start Provided material

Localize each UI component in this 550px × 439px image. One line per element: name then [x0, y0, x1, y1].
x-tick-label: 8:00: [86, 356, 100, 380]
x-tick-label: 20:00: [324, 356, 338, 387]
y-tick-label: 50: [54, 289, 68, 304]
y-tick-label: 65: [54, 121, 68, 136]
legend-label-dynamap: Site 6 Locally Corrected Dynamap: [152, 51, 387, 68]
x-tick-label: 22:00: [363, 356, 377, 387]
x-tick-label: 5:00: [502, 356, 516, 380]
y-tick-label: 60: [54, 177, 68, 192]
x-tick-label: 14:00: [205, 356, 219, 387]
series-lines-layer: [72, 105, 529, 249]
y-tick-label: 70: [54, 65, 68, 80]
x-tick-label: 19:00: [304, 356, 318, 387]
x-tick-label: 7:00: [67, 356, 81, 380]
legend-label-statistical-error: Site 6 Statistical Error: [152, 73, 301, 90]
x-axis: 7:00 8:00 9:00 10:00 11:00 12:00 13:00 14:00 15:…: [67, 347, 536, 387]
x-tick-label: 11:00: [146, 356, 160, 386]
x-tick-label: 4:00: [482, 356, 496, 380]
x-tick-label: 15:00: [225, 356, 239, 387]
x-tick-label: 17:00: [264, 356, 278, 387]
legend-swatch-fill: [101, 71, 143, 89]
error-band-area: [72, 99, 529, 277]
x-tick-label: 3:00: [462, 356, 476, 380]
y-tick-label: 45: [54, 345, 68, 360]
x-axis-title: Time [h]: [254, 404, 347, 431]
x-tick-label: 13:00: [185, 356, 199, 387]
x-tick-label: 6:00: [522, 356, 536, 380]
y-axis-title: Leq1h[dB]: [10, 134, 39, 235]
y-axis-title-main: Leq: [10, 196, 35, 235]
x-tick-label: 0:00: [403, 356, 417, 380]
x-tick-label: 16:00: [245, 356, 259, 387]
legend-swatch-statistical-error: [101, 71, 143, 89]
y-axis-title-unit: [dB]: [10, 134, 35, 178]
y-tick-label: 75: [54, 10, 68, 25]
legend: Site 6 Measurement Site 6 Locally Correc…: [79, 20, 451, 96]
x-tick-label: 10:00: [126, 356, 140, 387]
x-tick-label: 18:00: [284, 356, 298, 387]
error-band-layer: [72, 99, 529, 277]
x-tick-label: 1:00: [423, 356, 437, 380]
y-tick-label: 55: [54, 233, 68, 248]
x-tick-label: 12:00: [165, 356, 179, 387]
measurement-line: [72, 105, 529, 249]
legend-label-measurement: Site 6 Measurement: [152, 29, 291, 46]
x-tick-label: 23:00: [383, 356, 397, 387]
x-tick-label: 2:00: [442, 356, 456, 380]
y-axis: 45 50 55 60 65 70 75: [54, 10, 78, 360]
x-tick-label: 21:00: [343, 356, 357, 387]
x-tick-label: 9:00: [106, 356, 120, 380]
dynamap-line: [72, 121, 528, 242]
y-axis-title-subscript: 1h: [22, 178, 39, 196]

end Provided material

Copy every line of the records above word for word.

Localize each UI component in this 550px × 439px image. One line per element: name then [x0, y0, x1, y1].
x-tick-label: 8:00: [86, 356, 100, 380]
x-tick-label: 20:00: [324, 356, 338, 387]
y-tick-label: 50: [54, 289, 68, 304]
y-tick-label: 65: [54, 121, 68, 136]
legend-label-dynamap: Site 6 Locally Corrected Dynamap: [152, 51, 387, 68]
x-tick-label: 22:00: [363, 356, 377, 387]
x-tick-label: 5:00: [502, 356, 516, 380]
y-tick-label: 60: [54, 177, 68, 192]
x-tick-label: 14:00: [205, 356, 219, 387]
series-lines-layer: [72, 105, 529, 249]
y-tick-label: 70: [54, 65, 68, 80]
x-tick-label: 19:00: [304, 356, 318, 387]
x-tick-label: 7:00: [67, 356, 81, 380]
legend-label-statistical-error: Site 6 Statistical Error: [152, 73, 301, 90]
x-axis: 7:00 8:00 9:00 10:00 11:00 12:00 13:00 14:00 15:…: [67, 347, 536, 387]
x-tick-label: 11:00: [146, 356, 160, 386]
x-tick-label: 4:00: [482, 356, 496, 380]
x-tick-label: 15:00: [225, 356, 239, 387]
x-tick-label: 17:00: [264, 356, 278, 387]
legend-swatch-fill: [101, 71, 143, 89]
error-band-area: [72, 99, 529, 277]
x-tick-label: 3:00: [462, 356, 476, 380]
y-tick-label: 45: [54, 345, 68, 360]
x-axis-title: Time [h]: [254, 404, 347, 431]
x-tick-label: 13:00: [185, 356, 199, 387]
x-tick-label: 6:00: [522, 356, 536, 380]
y-axis-title: Leq1h[dB]: [10, 134, 39, 235]
y-axis-title-main: Leq: [10, 196, 35, 235]
x-tick-label: 0:00: [403, 356, 417, 380]
x-tick-label: 16:00: [245, 356, 259, 387]
legend-swatch-statistical-error: [101, 71, 143, 89]
y-axis-title-unit: [dB]: [10, 134, 35, 178]
y-tick-label: 75: [54, 10, 68, 25]
legend: Site 6 Measurement Site 6 Locally Correc…: [79, 20, 451, 96]
x-tick-label: 10:00: [126, 356, 140, 387]
x-tick-label: 18:00: [284, 356, 298, 387]
error-band-layer: [72, 99, 529, 277]
x-tick-label: 1:00: [423, 356, 437, 380]
y-tick-label: 55: [54, 233, 68, 248]
x-tick-label: 12:00: [165, 356, 179, 387]
measurement-line: [72, 105, 529, 249]
legend-label-measurement: Site 6 Measurement: [152, 29, 291, 46]
x-tick-label: 23:00: [383, 356, 397, 387]
x-tick-label: 2:00: [442, 356, 456, 380]
y-axis: 45 50 55 60 65 70 75: [54, 10, 78, 360]
x-tick-label: 21:00: [343, 356, 357, 387]
x-tick-label: 9:00: [106, 356, 120, 380]
dynamap-line: [72, 121, 528, 242]
y-axis-title-subscript: 1h: [22, 178, 39, 196]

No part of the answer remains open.